> [What is asked]:
Reproduce the records from the first line down to the line holding "card-header: Time Series: Token", including both.

**** Data for this exercise ****

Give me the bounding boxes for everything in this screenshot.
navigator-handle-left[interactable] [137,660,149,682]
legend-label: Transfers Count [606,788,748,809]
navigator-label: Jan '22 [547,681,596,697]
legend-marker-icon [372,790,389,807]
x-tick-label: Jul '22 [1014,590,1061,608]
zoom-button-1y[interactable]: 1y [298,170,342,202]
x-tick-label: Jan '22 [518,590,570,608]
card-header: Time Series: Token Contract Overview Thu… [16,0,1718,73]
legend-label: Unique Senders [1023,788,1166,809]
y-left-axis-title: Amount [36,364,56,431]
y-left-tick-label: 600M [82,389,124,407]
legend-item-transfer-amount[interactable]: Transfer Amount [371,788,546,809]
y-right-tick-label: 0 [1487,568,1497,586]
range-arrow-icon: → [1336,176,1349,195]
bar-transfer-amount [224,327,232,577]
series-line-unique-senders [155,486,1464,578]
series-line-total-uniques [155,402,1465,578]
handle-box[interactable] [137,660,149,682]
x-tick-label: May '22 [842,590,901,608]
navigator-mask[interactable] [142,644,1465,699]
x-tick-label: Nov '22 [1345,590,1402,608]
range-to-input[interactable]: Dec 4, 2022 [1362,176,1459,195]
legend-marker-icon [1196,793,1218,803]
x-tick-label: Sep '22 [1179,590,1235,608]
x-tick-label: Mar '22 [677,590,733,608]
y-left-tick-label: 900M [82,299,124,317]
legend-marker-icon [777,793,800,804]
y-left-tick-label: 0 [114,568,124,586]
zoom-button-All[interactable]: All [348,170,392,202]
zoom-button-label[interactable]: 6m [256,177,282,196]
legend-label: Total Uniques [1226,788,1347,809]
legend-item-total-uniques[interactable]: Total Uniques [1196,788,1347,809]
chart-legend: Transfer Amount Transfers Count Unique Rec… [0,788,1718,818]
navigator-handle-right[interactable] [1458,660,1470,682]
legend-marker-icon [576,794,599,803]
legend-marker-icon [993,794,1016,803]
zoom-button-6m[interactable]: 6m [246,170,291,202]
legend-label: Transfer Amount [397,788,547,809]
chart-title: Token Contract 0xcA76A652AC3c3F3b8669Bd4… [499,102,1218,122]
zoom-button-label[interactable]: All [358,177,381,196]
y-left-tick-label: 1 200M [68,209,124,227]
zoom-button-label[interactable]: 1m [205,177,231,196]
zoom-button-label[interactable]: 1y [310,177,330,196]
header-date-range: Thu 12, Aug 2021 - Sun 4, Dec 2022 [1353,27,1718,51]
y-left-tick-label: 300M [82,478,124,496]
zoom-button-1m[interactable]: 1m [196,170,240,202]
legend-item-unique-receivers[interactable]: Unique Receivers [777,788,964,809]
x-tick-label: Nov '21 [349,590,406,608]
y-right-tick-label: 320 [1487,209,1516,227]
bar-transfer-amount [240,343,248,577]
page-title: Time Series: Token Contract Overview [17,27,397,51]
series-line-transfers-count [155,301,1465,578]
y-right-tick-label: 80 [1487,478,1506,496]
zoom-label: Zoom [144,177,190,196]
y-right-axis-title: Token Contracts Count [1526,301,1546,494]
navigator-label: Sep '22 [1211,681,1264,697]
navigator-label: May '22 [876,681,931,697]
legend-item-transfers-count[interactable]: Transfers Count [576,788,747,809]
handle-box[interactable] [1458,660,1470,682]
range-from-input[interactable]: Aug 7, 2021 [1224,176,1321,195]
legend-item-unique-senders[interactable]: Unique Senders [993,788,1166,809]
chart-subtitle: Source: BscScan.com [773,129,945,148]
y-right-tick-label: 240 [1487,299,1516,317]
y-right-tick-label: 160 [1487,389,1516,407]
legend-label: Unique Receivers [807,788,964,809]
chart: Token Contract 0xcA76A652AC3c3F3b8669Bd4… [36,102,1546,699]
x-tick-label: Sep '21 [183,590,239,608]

****

> [Result of the task]:
Give me the bounding boxes for everything in this screenshot.
navigator-handle-left[interactable] [137,660,149,682]
legend-label: Transfers Count [606,788,748,809]
navigator-label: Jan '22 [547,681,596,697]
legend-marker-icon [372,790,389,807]
x-tick-label: Jul '22 [1014,590,1061,608]
zoom-button-1y[interactable]: 1y [298,170,342,202]
x-tick-label: Jan '22 [518,590,570,608]
card-header: Time Series: Token Contract Overview Thu… [16,0,1718,73]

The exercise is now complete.